Exercise task: From the entries below, copy every line where the string "shield" appears.

Stored dataset items

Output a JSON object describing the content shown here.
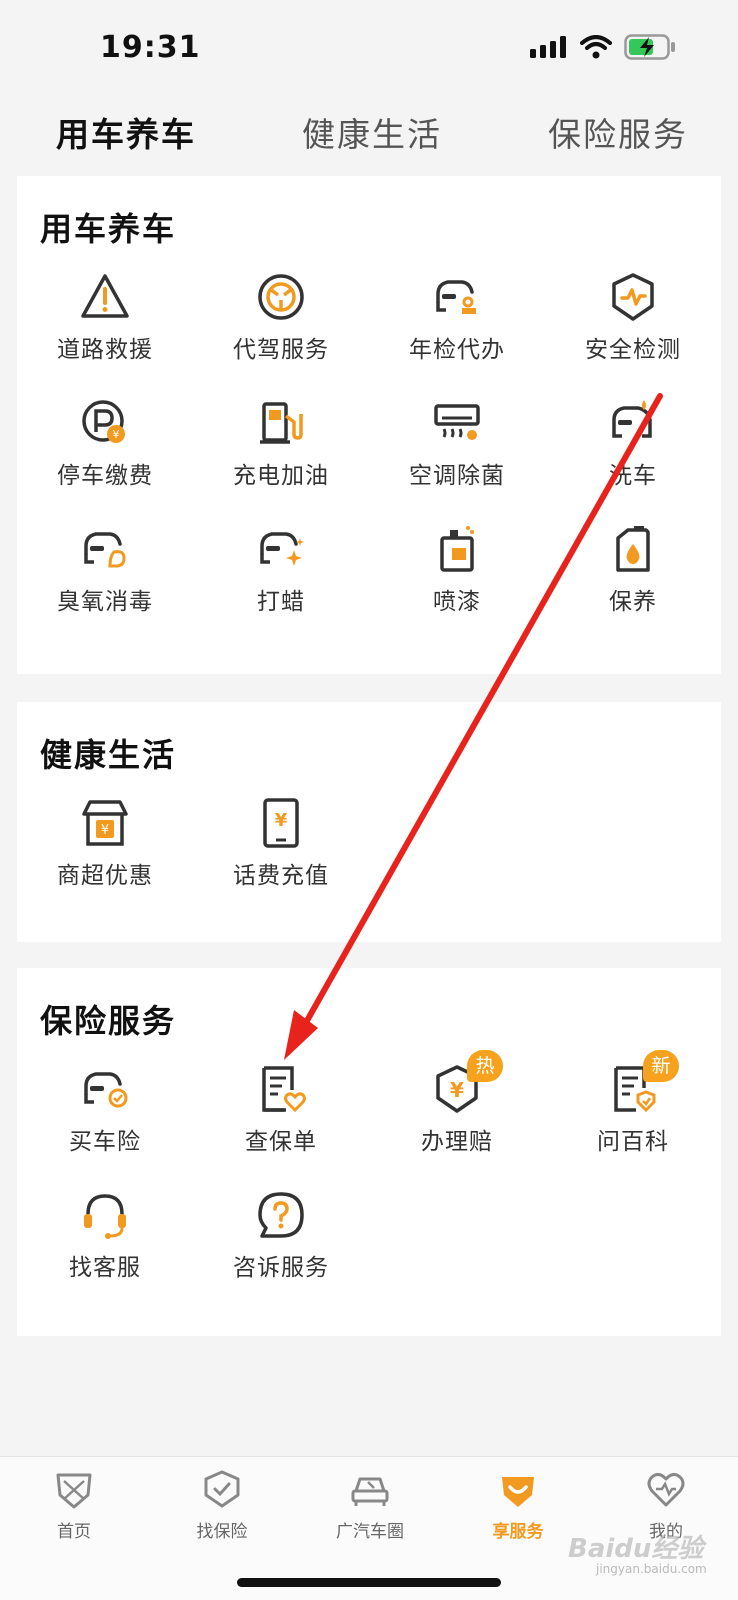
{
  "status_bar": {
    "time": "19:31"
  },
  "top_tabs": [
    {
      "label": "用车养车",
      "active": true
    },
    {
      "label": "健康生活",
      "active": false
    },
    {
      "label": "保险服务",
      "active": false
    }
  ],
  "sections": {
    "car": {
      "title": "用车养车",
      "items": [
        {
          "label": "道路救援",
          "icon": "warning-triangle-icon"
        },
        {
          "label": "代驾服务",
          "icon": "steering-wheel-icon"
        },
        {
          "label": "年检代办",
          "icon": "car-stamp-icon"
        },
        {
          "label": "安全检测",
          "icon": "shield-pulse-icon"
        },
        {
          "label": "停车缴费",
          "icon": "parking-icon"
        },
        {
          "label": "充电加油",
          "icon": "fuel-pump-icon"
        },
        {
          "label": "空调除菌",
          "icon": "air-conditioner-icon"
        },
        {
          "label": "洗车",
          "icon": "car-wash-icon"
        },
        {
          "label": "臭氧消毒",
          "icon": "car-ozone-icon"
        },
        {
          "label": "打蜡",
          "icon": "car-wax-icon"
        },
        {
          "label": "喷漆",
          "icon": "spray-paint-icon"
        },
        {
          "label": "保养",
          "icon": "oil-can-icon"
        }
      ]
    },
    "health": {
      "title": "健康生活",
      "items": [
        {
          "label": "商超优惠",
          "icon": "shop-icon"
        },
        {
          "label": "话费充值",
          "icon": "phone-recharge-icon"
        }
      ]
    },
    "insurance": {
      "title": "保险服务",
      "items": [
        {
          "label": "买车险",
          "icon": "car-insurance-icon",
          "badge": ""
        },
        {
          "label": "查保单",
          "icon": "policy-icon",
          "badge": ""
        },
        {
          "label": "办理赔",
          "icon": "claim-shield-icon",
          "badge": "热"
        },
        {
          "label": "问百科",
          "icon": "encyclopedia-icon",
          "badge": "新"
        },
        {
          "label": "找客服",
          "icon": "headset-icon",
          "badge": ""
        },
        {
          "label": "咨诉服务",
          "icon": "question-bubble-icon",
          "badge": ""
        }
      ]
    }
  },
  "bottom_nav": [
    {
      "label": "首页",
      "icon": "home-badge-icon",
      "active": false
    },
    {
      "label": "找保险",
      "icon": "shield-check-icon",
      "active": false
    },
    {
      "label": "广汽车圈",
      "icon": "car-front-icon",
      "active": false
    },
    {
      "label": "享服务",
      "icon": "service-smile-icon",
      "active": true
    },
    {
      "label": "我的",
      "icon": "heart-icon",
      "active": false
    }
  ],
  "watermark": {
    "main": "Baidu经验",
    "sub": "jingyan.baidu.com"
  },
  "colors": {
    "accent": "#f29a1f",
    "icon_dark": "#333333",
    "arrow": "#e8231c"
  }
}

Task output:
          "icon": "shield-pulse-icon"
          "icon": "claim-shield-icon",
      "icon": "shield-check-icon",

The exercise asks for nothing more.